→ **Work instructions**:
Check every line below for the word "JSON" and copy the ones that have it.

→ **Data records**:
>>
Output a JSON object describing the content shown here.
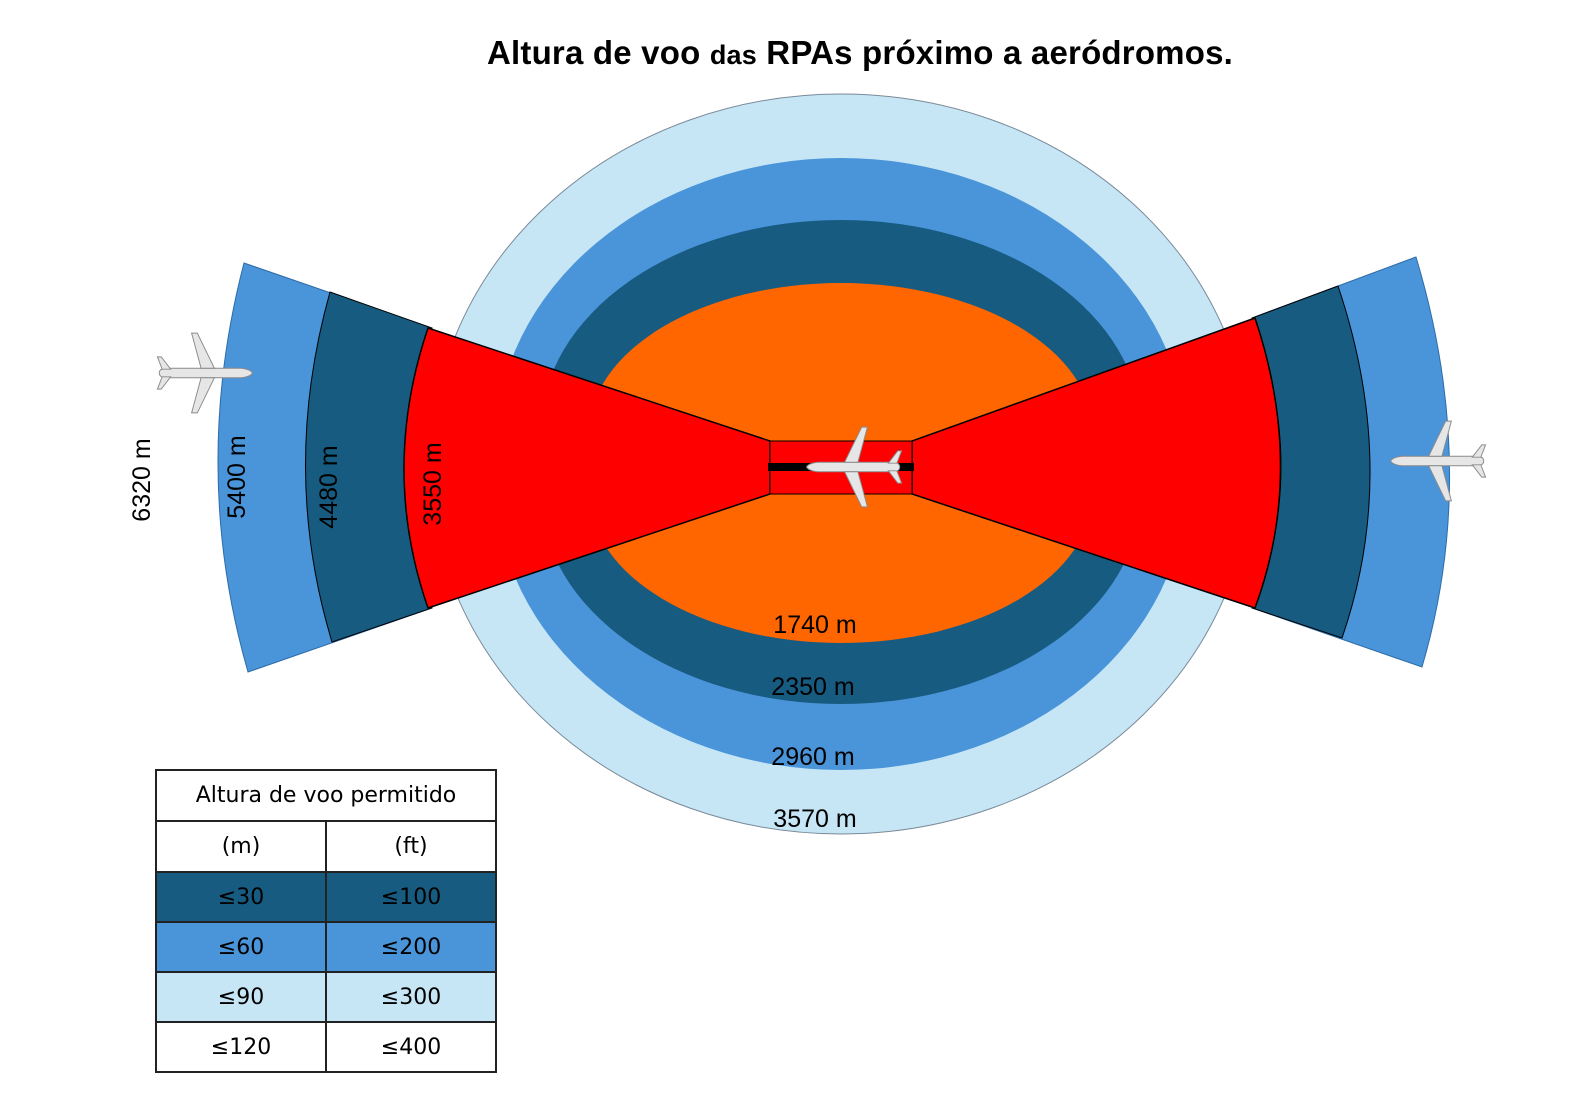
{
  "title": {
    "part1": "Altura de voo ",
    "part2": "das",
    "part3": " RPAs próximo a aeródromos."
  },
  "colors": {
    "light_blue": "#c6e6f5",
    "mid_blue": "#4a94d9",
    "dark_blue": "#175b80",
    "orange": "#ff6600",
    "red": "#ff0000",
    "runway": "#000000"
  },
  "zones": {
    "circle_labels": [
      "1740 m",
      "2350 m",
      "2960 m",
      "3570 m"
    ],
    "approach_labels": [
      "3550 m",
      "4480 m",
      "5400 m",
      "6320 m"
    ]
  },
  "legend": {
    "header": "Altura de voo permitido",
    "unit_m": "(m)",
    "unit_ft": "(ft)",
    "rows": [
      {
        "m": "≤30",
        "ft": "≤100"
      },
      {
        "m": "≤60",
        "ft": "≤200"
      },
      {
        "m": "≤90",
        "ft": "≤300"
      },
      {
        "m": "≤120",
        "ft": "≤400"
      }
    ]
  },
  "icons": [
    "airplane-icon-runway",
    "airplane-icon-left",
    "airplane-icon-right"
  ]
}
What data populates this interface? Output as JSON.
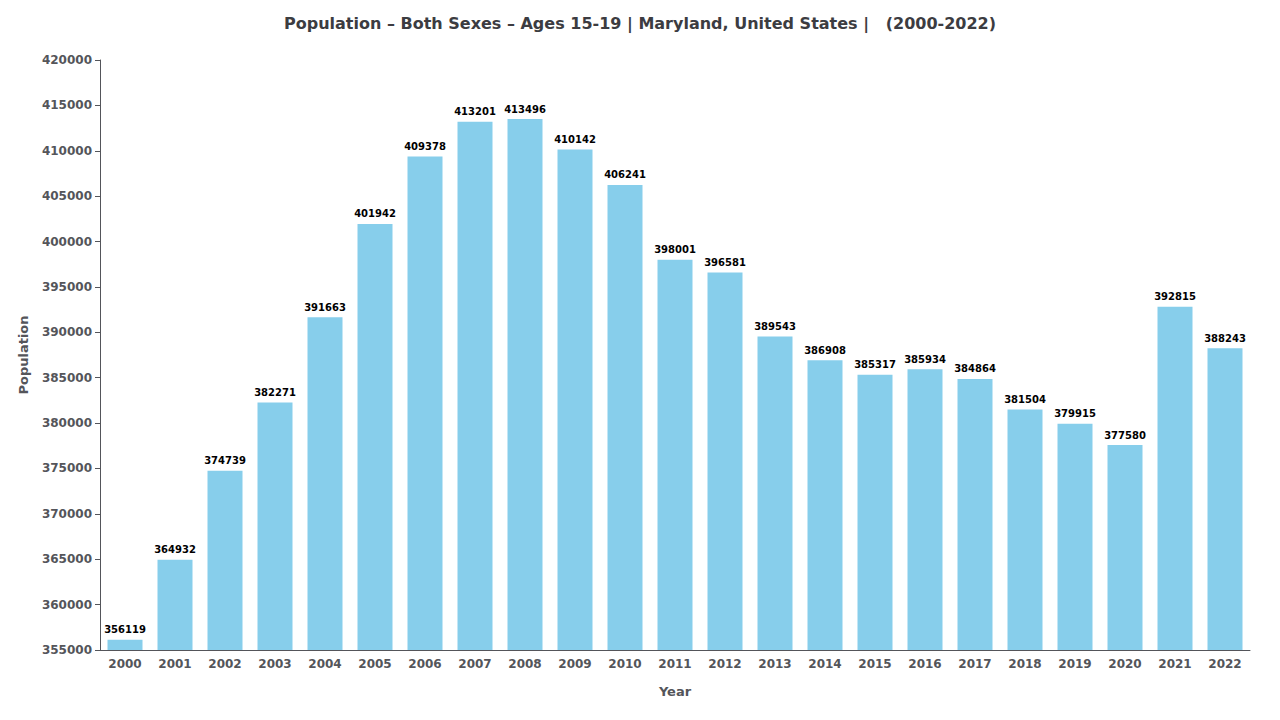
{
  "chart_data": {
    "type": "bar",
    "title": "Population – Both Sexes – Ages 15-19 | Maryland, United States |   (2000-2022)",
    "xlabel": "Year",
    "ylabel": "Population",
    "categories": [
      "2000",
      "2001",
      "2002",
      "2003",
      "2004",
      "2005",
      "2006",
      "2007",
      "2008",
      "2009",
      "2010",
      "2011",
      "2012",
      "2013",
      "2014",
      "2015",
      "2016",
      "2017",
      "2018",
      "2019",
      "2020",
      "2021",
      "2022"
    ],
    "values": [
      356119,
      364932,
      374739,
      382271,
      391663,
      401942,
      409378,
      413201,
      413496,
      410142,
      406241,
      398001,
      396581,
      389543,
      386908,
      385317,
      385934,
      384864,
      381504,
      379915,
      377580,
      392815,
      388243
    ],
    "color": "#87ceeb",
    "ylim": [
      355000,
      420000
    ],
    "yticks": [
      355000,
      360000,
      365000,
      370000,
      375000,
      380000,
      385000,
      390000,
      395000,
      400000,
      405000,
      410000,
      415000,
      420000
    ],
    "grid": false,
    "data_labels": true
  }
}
<<
→ **The output**:
Output a JSON object describing the content shown here.
What data populates this interface? Output as JSON.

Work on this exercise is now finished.